▶ [Problem to solve]
Wherever "Daily" appears in a line, list that line.
** begin Material supplied **
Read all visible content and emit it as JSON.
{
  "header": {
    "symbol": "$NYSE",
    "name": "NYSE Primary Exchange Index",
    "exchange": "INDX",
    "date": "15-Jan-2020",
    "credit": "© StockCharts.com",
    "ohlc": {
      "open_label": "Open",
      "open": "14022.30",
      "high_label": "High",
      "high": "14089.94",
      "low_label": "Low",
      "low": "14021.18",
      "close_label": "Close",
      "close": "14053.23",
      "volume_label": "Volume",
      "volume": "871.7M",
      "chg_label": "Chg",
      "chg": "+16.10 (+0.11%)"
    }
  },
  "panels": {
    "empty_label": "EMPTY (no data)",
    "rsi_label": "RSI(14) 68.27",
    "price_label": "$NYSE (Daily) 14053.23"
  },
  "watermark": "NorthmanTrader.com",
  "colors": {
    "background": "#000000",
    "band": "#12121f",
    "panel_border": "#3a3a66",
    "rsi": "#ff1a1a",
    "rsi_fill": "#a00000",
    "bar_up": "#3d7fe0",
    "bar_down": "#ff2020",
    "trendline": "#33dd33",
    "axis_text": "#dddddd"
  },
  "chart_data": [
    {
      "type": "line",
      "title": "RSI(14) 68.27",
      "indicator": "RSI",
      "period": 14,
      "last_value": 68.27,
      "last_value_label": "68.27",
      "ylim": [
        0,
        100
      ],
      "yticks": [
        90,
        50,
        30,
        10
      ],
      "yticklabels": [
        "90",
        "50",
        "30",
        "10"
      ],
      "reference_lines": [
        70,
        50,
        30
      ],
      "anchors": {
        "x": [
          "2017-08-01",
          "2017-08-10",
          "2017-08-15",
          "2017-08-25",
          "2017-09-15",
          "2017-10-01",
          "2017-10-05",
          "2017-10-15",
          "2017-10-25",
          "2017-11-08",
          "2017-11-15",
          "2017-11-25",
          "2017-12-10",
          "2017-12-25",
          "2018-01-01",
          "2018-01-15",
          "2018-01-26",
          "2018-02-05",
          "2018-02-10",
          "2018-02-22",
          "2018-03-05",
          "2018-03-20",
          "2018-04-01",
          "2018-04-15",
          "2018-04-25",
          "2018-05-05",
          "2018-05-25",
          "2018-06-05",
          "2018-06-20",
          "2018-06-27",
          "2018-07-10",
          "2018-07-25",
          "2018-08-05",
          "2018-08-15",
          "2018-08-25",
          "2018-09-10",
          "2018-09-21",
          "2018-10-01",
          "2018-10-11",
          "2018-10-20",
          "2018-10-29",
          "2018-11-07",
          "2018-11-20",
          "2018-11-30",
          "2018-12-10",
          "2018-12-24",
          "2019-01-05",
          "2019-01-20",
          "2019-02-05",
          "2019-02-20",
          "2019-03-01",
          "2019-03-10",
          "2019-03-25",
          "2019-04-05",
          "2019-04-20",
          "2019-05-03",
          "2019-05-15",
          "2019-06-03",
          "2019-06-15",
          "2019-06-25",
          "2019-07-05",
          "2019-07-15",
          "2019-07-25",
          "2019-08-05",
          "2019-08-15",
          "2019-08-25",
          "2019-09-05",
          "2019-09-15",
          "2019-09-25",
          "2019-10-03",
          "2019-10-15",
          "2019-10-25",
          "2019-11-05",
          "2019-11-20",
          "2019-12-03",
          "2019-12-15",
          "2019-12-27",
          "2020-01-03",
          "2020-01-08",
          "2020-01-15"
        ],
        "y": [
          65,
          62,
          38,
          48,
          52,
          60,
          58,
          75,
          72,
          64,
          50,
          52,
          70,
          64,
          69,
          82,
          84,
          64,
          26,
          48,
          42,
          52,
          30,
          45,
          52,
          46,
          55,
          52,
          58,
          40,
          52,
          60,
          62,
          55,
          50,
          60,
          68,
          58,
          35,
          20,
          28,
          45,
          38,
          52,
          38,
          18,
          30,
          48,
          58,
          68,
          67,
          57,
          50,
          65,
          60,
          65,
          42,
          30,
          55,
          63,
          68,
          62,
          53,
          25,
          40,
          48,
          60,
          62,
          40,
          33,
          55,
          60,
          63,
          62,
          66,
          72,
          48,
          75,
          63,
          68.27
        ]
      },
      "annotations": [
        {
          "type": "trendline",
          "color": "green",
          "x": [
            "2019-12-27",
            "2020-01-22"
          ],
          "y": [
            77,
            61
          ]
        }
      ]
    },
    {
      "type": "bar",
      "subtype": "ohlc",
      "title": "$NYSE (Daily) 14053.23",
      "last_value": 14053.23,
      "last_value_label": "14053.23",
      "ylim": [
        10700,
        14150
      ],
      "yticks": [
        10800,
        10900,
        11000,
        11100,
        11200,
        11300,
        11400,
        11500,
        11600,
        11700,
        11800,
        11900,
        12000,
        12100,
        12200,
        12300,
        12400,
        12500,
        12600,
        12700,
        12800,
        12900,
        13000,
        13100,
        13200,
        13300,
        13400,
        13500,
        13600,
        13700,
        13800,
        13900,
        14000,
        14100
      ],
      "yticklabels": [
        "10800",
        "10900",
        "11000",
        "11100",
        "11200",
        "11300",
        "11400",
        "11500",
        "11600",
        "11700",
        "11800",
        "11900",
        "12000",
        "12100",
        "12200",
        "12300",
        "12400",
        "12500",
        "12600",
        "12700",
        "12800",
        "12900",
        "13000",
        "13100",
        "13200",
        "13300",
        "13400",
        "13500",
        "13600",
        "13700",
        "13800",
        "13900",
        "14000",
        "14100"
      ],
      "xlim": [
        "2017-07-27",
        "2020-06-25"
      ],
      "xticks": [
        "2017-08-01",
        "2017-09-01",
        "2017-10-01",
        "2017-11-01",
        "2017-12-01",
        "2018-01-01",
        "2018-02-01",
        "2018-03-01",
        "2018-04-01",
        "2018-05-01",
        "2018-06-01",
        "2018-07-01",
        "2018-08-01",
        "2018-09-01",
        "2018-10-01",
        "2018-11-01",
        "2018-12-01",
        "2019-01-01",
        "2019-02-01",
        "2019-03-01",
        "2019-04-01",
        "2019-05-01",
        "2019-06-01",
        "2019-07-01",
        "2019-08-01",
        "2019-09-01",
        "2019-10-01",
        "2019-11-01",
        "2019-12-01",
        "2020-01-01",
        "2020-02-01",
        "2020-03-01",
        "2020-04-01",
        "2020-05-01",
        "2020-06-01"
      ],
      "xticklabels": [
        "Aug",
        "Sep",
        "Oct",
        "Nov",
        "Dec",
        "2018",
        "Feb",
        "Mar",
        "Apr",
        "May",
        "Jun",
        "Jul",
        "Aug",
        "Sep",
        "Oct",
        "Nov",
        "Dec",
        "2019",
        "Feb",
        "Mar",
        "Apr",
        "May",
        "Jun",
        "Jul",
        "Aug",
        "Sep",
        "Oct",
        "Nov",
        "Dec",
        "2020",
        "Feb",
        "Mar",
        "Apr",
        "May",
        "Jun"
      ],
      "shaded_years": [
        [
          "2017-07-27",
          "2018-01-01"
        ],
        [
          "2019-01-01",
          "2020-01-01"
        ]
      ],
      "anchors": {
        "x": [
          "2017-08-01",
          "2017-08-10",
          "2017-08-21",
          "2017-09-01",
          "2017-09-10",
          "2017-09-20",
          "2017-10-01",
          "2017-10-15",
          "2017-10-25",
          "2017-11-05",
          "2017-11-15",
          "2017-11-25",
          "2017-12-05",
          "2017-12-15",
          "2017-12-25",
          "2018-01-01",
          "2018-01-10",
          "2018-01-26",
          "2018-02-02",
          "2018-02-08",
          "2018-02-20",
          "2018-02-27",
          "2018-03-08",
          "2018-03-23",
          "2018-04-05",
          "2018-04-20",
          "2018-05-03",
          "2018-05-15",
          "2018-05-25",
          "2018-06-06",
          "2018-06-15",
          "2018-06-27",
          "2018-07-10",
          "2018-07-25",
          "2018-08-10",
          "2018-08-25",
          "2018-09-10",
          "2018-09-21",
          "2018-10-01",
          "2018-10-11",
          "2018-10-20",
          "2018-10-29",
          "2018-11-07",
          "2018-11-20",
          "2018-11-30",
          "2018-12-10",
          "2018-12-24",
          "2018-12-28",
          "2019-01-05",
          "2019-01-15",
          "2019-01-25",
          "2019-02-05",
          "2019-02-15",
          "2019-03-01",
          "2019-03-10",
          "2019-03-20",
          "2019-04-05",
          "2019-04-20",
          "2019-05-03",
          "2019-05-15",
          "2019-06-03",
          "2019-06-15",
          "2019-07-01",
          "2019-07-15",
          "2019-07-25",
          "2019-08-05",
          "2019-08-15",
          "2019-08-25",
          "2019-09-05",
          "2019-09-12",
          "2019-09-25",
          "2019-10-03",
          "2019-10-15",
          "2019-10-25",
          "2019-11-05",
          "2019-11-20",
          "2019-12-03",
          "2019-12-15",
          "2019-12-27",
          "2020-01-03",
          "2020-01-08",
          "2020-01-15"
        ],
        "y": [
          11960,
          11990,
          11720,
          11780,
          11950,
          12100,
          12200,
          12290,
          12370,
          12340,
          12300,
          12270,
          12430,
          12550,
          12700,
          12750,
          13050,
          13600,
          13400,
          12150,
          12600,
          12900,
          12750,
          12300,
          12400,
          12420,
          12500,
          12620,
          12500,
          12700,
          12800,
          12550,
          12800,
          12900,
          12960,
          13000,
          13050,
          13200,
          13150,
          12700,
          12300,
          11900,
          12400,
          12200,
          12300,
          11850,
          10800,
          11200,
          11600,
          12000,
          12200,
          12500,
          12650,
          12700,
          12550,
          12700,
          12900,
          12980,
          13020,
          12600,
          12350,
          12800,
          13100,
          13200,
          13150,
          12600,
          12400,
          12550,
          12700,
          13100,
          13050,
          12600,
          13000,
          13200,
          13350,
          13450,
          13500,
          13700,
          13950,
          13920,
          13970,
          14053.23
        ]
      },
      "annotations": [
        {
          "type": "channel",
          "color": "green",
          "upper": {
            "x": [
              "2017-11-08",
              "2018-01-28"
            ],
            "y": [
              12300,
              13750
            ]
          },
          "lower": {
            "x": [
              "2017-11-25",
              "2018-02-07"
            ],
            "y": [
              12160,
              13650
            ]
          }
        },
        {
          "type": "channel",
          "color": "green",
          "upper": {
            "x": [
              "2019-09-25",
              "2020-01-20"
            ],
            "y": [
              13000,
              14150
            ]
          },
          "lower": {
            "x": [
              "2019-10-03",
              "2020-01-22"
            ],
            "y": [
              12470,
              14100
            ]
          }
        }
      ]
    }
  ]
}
** end Material supplied **
▶ [Response]
    "price_label": "$NYSE (Daily) 14053.23"
      "title": "$NYSE (Daily) 14053.23",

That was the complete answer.